> **Task objective**: Gather each line in the entries that includes the string "beschikbaarheid".

> **Material**:

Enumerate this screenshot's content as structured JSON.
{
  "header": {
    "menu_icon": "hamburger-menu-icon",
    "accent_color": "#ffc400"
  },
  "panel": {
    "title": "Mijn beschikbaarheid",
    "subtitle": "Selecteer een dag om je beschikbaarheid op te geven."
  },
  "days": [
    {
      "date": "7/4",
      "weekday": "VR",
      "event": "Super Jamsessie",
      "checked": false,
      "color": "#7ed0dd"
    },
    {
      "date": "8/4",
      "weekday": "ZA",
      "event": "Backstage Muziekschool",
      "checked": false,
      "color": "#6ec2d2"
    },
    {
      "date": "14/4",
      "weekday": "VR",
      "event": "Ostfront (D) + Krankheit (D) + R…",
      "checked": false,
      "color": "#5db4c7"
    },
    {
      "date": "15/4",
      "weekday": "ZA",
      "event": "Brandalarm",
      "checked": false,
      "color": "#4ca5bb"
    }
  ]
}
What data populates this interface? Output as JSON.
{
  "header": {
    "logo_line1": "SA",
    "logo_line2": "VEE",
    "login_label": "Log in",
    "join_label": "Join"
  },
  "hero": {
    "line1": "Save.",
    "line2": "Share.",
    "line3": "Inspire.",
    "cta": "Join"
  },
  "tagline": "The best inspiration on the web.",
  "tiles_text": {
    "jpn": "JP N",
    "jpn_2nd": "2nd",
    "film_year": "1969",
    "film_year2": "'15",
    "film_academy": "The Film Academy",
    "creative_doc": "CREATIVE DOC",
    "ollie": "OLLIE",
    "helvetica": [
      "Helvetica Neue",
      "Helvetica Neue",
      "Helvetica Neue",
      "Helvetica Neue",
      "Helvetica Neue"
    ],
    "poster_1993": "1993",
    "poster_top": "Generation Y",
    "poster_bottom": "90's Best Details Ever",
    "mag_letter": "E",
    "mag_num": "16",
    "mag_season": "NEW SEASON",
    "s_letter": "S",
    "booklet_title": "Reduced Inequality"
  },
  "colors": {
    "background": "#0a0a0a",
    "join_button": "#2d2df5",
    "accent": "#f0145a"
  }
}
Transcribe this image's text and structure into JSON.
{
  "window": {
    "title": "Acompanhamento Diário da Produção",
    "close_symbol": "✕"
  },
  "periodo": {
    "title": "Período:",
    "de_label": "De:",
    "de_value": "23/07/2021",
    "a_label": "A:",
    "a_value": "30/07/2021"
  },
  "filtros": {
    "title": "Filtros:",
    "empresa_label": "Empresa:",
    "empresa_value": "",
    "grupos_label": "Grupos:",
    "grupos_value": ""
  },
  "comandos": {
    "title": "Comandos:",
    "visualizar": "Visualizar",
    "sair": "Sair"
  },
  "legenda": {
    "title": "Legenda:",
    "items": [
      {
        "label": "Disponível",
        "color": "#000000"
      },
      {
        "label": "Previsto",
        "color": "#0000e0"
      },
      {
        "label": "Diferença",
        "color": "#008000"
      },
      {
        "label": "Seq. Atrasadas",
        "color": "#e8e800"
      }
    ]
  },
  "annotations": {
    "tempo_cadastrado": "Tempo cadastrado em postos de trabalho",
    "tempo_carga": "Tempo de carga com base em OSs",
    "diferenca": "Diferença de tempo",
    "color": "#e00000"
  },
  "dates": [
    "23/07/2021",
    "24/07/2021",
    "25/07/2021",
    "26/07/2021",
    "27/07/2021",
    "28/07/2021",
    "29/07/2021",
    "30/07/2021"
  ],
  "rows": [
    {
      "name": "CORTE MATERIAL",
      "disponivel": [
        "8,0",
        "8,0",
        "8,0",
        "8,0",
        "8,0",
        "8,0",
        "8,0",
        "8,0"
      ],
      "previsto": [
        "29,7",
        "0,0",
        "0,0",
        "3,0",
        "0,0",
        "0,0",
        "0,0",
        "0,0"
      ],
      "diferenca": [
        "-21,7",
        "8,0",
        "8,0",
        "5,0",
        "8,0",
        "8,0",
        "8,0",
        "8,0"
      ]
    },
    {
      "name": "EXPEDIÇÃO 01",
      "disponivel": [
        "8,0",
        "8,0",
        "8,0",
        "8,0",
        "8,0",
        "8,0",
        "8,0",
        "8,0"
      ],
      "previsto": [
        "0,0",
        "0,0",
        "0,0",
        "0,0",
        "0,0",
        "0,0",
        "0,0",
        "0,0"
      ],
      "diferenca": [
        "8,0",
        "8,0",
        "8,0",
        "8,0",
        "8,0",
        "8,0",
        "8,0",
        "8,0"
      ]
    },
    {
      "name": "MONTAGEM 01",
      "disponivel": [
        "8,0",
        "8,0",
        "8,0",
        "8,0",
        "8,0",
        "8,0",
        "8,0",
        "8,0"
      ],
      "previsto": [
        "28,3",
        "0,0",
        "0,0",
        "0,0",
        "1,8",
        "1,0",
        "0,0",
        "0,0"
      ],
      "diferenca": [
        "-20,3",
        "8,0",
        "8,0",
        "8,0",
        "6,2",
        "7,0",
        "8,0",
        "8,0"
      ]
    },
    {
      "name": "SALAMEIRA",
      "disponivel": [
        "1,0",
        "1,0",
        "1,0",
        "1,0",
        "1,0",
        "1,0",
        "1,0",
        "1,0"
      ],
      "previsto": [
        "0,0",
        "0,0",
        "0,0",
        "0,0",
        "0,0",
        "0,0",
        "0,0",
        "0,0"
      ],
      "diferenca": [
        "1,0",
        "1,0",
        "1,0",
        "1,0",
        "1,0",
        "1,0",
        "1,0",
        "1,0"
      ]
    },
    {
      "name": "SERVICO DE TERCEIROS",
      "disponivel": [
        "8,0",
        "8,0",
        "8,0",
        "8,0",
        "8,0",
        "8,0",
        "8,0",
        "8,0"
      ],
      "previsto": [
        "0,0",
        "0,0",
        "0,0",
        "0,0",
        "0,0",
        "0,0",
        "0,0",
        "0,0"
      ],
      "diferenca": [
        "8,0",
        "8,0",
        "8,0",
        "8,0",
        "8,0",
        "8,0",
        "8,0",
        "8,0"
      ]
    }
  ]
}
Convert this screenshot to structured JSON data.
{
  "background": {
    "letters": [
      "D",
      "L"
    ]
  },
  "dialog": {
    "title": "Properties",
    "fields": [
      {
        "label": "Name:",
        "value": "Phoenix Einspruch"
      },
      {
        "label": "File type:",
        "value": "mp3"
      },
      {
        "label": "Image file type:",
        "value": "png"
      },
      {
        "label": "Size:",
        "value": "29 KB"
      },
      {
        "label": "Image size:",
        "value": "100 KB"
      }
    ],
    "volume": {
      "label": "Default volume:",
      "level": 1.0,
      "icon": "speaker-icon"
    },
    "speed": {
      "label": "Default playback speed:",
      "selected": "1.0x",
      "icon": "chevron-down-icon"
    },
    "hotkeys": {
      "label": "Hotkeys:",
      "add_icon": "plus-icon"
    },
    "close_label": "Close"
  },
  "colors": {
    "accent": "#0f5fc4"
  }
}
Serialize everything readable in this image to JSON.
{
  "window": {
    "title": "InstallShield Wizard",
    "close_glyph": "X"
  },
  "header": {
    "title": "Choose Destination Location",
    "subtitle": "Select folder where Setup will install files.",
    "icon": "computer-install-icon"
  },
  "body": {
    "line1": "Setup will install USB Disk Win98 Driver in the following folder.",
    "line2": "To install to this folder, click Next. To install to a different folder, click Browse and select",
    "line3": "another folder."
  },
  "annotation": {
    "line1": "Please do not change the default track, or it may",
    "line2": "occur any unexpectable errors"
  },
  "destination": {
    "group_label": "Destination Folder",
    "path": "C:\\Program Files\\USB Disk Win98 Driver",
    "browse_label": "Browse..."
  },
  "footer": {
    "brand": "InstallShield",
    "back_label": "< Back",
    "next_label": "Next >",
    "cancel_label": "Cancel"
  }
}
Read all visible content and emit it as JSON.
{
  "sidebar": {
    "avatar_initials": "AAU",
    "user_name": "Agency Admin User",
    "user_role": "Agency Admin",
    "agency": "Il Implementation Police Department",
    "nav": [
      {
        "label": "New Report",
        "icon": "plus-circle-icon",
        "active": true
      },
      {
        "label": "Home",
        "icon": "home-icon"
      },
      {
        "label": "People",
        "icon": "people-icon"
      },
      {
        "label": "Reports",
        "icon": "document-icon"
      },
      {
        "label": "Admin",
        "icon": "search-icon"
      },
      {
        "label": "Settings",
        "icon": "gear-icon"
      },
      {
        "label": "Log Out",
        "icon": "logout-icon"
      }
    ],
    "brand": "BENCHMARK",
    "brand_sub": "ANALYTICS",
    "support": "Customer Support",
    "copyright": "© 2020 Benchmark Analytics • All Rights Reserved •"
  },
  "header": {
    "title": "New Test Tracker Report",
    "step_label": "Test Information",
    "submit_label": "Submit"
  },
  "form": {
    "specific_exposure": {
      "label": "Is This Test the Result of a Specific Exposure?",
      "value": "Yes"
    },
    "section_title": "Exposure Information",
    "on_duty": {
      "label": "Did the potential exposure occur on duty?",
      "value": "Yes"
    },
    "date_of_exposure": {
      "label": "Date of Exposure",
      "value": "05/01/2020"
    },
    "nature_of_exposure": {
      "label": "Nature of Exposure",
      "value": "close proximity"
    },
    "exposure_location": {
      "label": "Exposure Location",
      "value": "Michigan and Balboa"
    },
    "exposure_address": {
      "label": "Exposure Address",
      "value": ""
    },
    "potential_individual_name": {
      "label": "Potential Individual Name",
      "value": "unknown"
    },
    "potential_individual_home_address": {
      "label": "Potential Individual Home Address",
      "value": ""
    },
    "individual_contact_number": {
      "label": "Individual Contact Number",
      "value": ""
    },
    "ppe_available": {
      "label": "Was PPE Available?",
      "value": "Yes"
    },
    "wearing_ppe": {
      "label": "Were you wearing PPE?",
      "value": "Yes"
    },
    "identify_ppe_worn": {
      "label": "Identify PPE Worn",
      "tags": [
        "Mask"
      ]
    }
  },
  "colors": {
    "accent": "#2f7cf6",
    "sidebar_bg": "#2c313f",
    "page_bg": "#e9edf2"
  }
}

> **Exercise response**:
    "title": "Mijn beschikbaarheid",
    "subtitle": "Selecteer een dag om je beschikbaarheid op te geven."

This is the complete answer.